EXERCISE DESCRIPTION:
Count how many lines below contain the word "FERRY", then give that number alone.
***** STORED ROWS
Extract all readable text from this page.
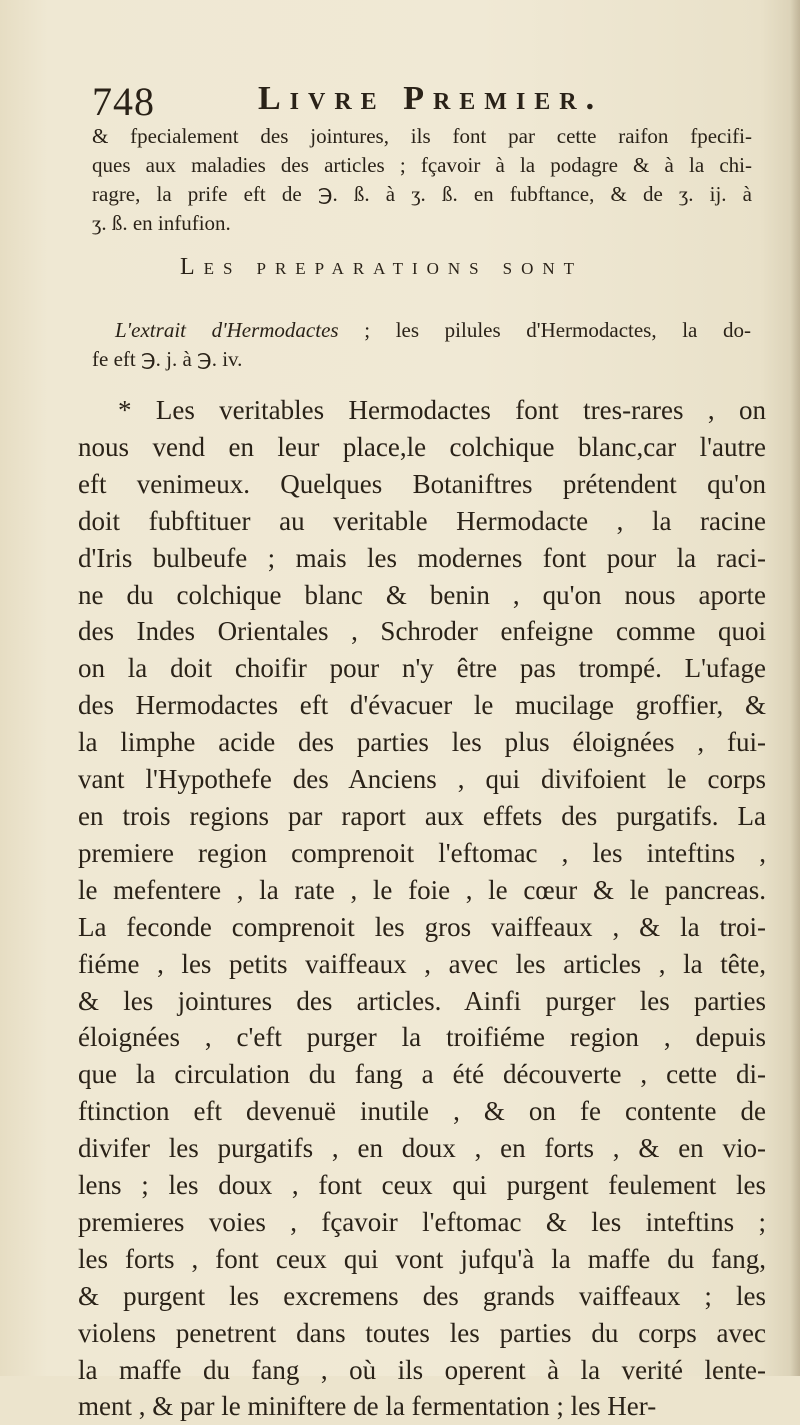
748	Livre Premier.
& fpecialement des jointures, ils font par cette raifon fpecifi-
ques aux maladies des articles ; fçavoir à la podagre & à la chi-
ragre, la prife eft de ℈. ß. à ʒ. ß. en fubftance, & de ʒ. ij. à
ʒ. ß. en infufion.
Les preparations sont
L'extrait d'Hermodactes ; les pilules d'Hermodactes, la do-
fe eft ℈. j. à ℈. iv.
* Les veritables Hermodactes font tres-rares , on
nous vend en leur place,le colchique blanc,car l'autre
eft venimeux. Quelques Botaniftres prétendent qu'on
doit fubftituer au veritable Hermodacte , la racine
d'Iris bulbeufe ; mais les modernes font pour la raci-
ne du colchique blanc & benin , qu'on nous aporte
des Indes Orientales , Schroder enfeigne comme quoi
on la doit choifir pour n'y être pas trompé. L'ufage
des Hermodactes eft d'évacuer le mucilage groffier, &
la limphe acide des parties les plus éloignées , fui-
vant l'Hypothefe des Anciens , qui divifoient le corps
en trois regions par raport aux effets des purgatifs. La
premiere region comprenoit l'eftomac , les inteftins ,
le mefentere , la rate , le foie , le cœur & le pancreas.
La feconde comprenoit les gros vaiffeaux , & la troi-
fiéme , les petits vaiffeaux , avec les articles , la tête,
& les jointures des articles. Ainfi purger les parties
éloignées , c'eft purger la troifiéme region , depuis
que la circulation du fang a été découverte , cette di-
ftinction eft devenuë inutile , & on fe contente de
divifer les purgatifs , en doux , en forts , & en vio-
lens ; les doux , font ceux qui purgent feulement les
premieres voies , fçavoir l'eftomac & les inteftins ;
les forts , font ceux qui vont jufqu'à la maffe du fang,
& purgent les excremens des grands vaiffeaux ; les
violens penetrent dans toutes les parties du corps avec
la maffe du fang , où ils operent à la verité lente-
ment , & par le miniftere de la fermentation ; les Her-
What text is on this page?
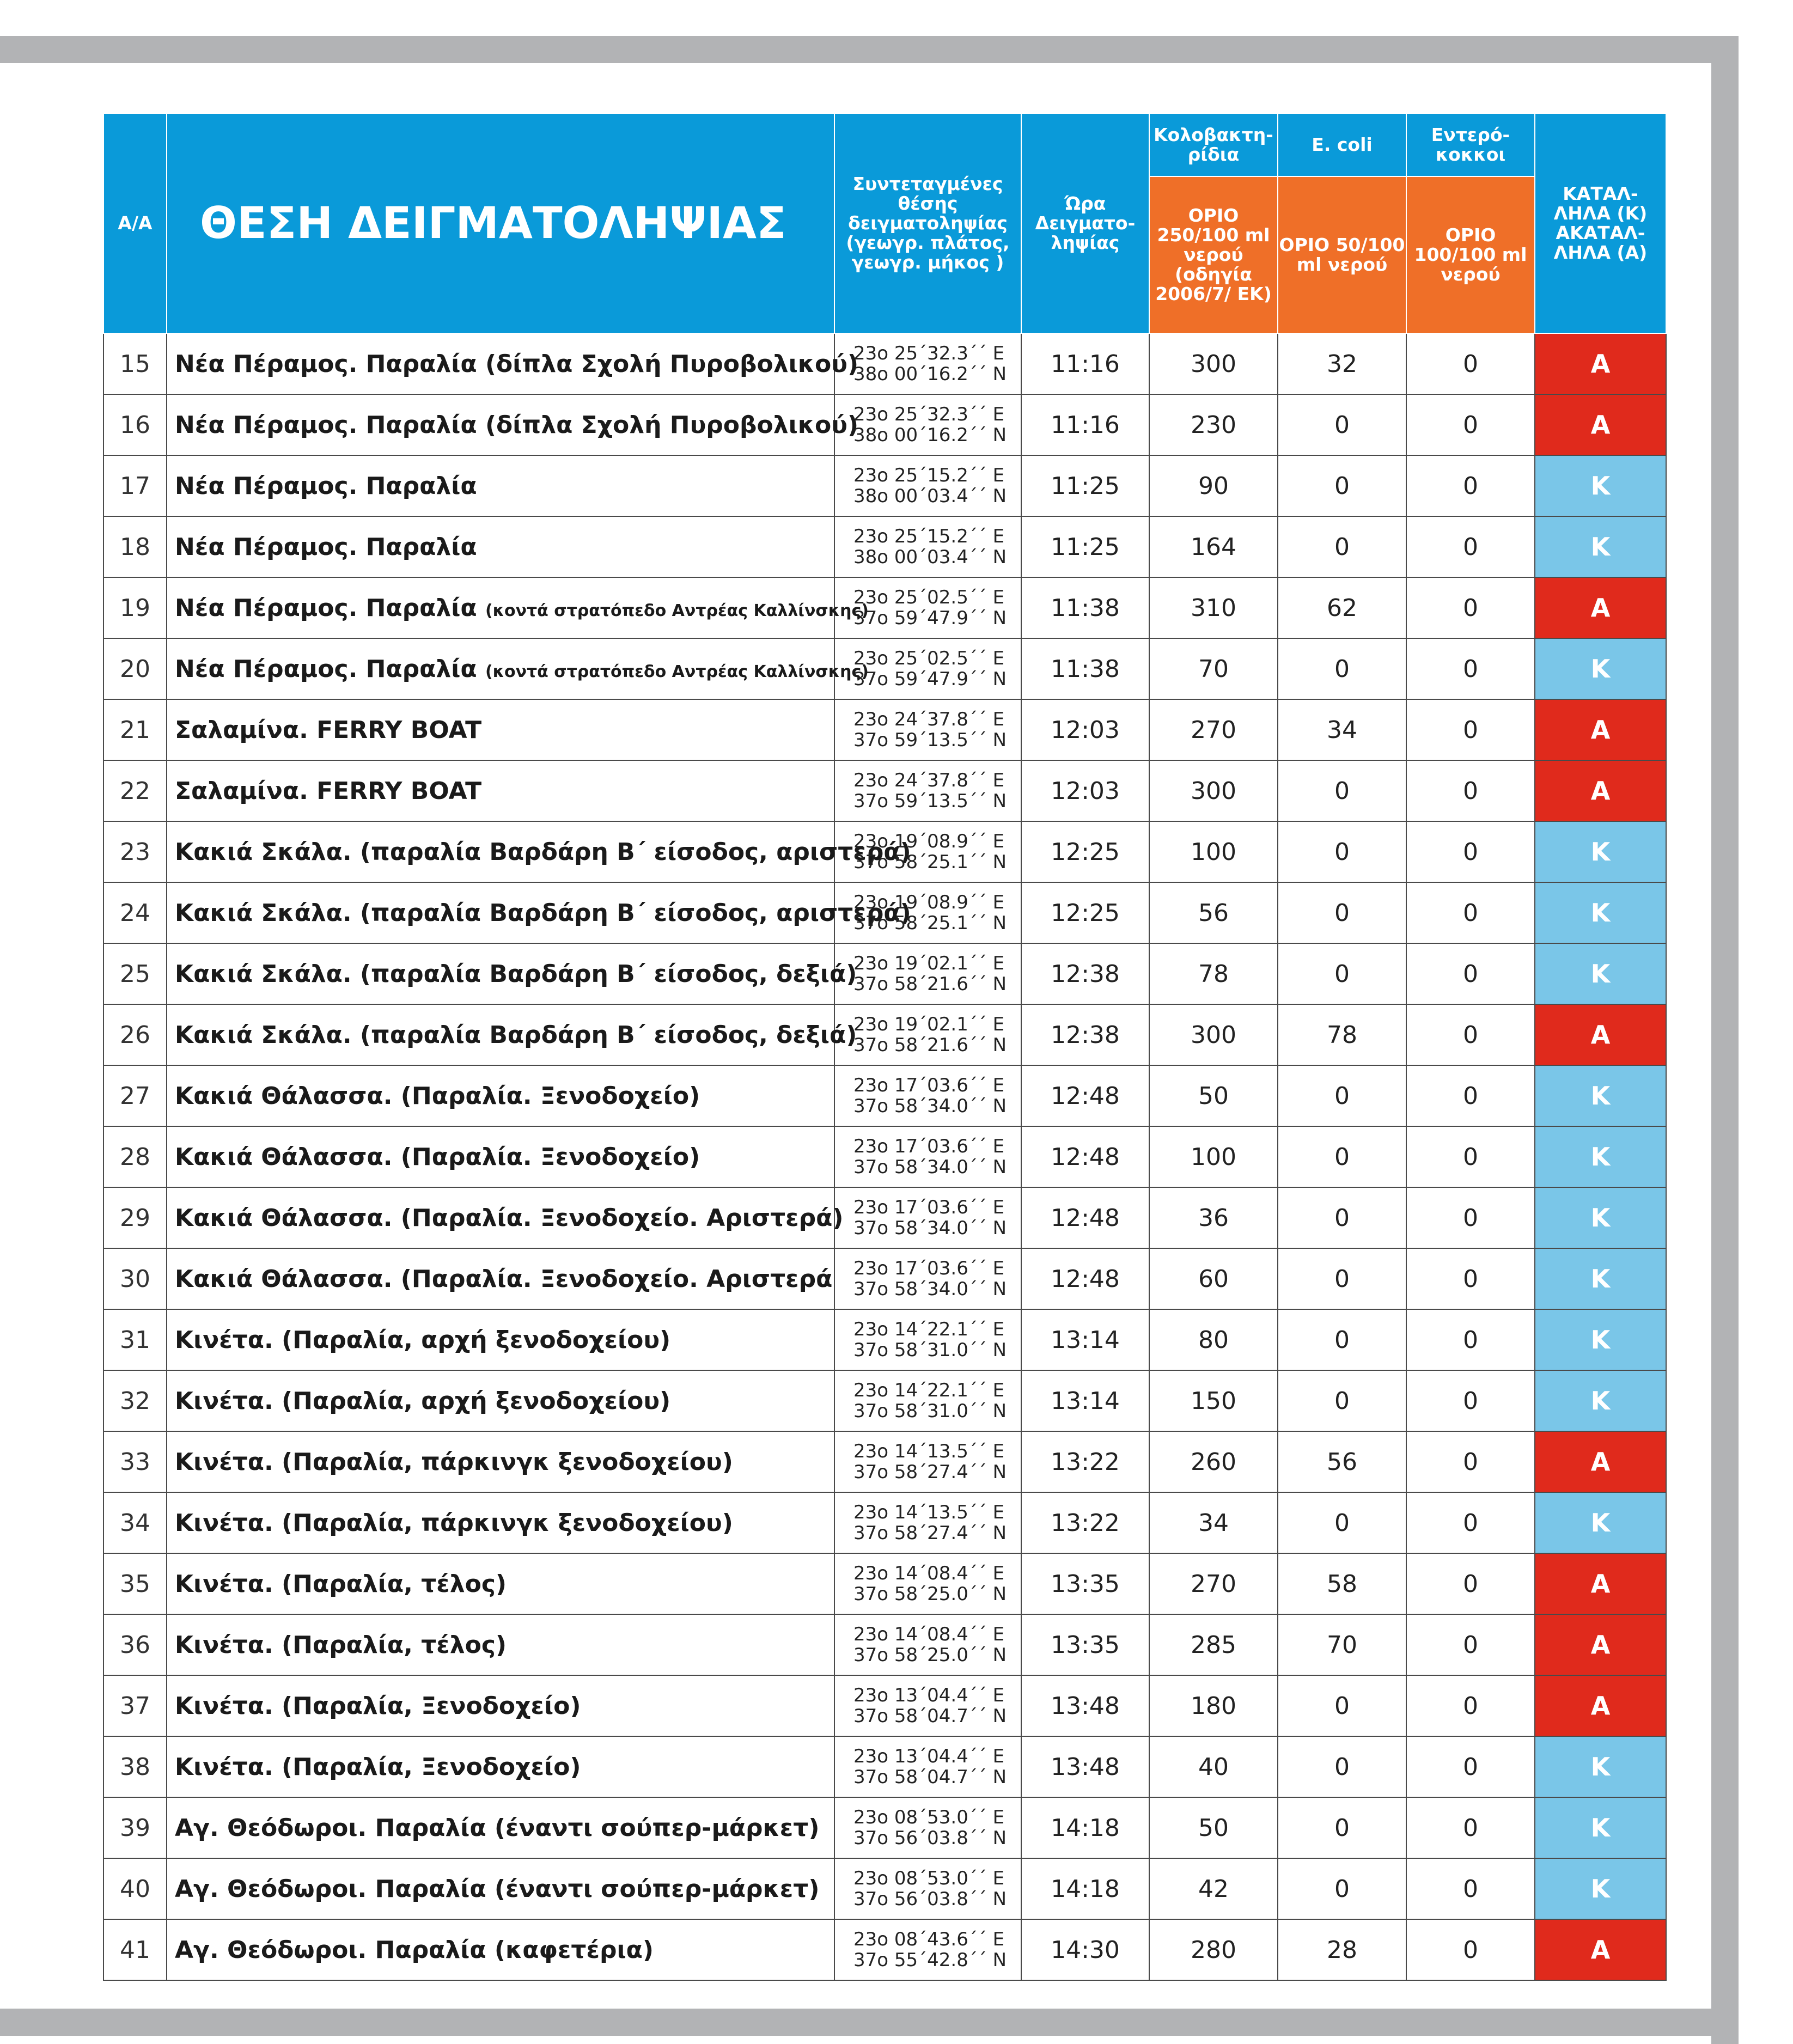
Α/Α	ΘΕΣΗ ΔΕΙΓΜΑΤΟΛΗΨΙΑΣ	Συντεταγμένες θέσης δειγματοληψίας (γεωγρ. πλάτος, γεωγρ. μήκος )	Ώρα Δειγματο-ληψίας	Κολοβακτη-ρίδια	E. coli	Εντερό-κοκκοι	ΚΑΤΑΛ-ΛΗΛΑ (Κ) ΑΚΑΤΑΛ-ΛΗΛΑ (Α)
				ΟΡΙΟ 250/100 ml νερού (οδηγία 2006/7/ ΕΚ)	ΟΡΙΟ 50/100 ml νερού	ΟΡΙΟ 100/100 ml νερού	
15	Νέα Πέραμος. Παραλία (δίπλα Σχολή Πυροβολικού)	23ο 25΄32.3΄΄ E
38ο 00΄16.2΄΄ N	11:16	300	32	0	Α
16	Νέα Πέραμος. Παραλία (δίπλα Σχολή Πυροβολικού)	23ο 25΄32.3΄΄ E
38ο 00΄16.2΄΄ N	11:16	230	0	0	Α
17	Νέα Πέραμος. Παραλία	23ο 25΄15.2΄΄ E
38ο 00΄03.4΄΄ N	11:25	90	0	0	Κ
18	Νέα Πέραμος. Παραλία	23ο 25΄15.2΄΄ E
38ο 00΄03.4΄΄ N	11:25	164	0	0	Κ
19	Νέα Πέραμος. Παραλία (κοντά στρατόπεδο Αντρέας Καλλίνσκης)	23ο 25΄02.5΄΄ E
37ο 59΄47.9΄΄ N	11:38	310	62	0	Α
20	Νέα Πέραμος. Παραλία (κοντά στρατόπεδο Αντρέας Καλλίνσκης)	23ο 25΄02.5΄΄ E
37ο 59΄47.9΄΄ N	11:38	70	0	0	Κ
21	Σαλαμίνα. FERRY BOAT	23ο 24΄37.8΄΄ E
37ο 59΄13.5΄΄ N	12:03	270	34	0	Α
22	Σαλαμίνα. FERRY BOAT	23ο 24΄37.8΄΄ E
37ο 59΄13.5΄΄ N	12:03	300	0	0	Α
23	Κακιά Σκάλα. (παραλία Βαρδάρη Β΄ είσοδος, αριστερά)	23ο 19΄08.9΄΄ E
37ο 58΄25.1΄΄ N	12:25	100	0	0	Κ
24	Κακιά Σκάλα. (παραλία Βαρδάρη Β΄ είσοδος, αριστερά)	23ο 19΄08.9΄΄ E
37ο 58΄25.1΄΄ N	12:25	56	0	0	Κ
25	Κακιά Σκάλα. (παραλία Βαρδάρη Β΄ είσοδος, δεξιά)	23ο 19΄02.1΄΄ E
37ο 58΄21.6΄΄ N	12:38	78	0	0	Κ
26	Κακιά Σκάλα. (παραλία Βαρδάρη Β΄ είσοδος, δεξιά)	23ο 19΄02.1΄΄ E
37ο 58΄21.6΄΄ N	12:38	300	78	0	Α
27	Κακιά Θάλασσα. (Παραλία. Ξενοδοχείο)	23ο 17΄03.6΄΄ E
37ο 58΄34.0΄΄ N	12:48	50	0	0	Κ
28	Κακιά Θάλασσα. (Παραλία. Ξενοδοχείο)	23ο 17΄03.6΄΄ E
37ο 58΄34.0΄΄ N	12:48	100	0	0	Κ
29	Κακιά Θάλασσα. (Παραλία. Ξενοδοχείο. Αριστερά)	23ο 17΄03.6΄΄ E
37ο 58΄34.0΄΄ N	12:48	36	0	0	Κ
30	Κακιά Θάλασσα. (Παραλία. Ξενοδοχείο. Αριστερά	23ο 17΄03.6΄΄ E
37ο 58΄34.0΄΄ N	12:48	60	0	0	Κ
31	Κινέτα. (Παραλία, αρχή ξενοδοχείου)	23ο 14΄22.1΄΄ E
37ο 58΄31.0΄΄ N	13:14	80	0	0	Κ
32	Κινέτα. (Παραλία, αρχή ξενοδοχείου)	23ο 14΄22.1΄΄ E
37ο 58΄31.0΄΄ N	13:14	150	0	0	Κ
33	Κινέτα. (Παραλία, πάρκινγκ ξενοδοχείου)	23ο 14΄13.5΄΄ E
37ο 58΄27.4΄΄ N	13:22	260	56	0	Α
34	Κινέτα. (Παραλία, πάρκινγκ ξενοδοχείου)	23ο 14΄13.5΄΄ E
37ο 58΄27.4΄΄ N	13:22	34	0	0	Κ
35	Κινέτα. (Παραλία, τέλος)	23ο 14΄08.4΄΄ E
37ο 58΄25.0΄΄ N	13:35	270	58	0	Α
36	Κινέτα. (Παραλία, τέλος)	23ο 14΄08.4΄΄ E
37ο 58΄25.0΄΄ N	13:35	285	70	0	Α
37	Κινέτα. (Παραλία, Ξενοδοχείο)	23ο 13΄04.4΄΄ E
37ο 58΄04.7΄΄ N	13:48	180	0	0	Α
38	Κινέτα. (Παραλία, Ξενοδοχείο)	23ο 13΄04.4΄΄ E
37ο 58΄04.7΄΄ N	13:48	40	0	0	Κ
39	Αγ. Θεόδωροι. Παραλία (έναντι σούπερ-μάρκετ)	23ο 08΄53.0΄΄ E
37ο 56΄03.8΄΄ N	14:18	50	0	0	Κ
40	Αγ. Θεόδωροι. Παραλία (έναντι σούπερ-μάρκετ)	23ο 08΄53.0΄΄ E
37ο 56΄03.8΄΄ N	14:18	42	0	0	Κ
41	Αγ. Θεόδωροι. Παραλία (καφετέρια)	23ο 08΄43.6΄΄ E
37ο 55΄42.8΄΄ N	14:30	280	28	0	Α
**********
TASK SOLUTION:
2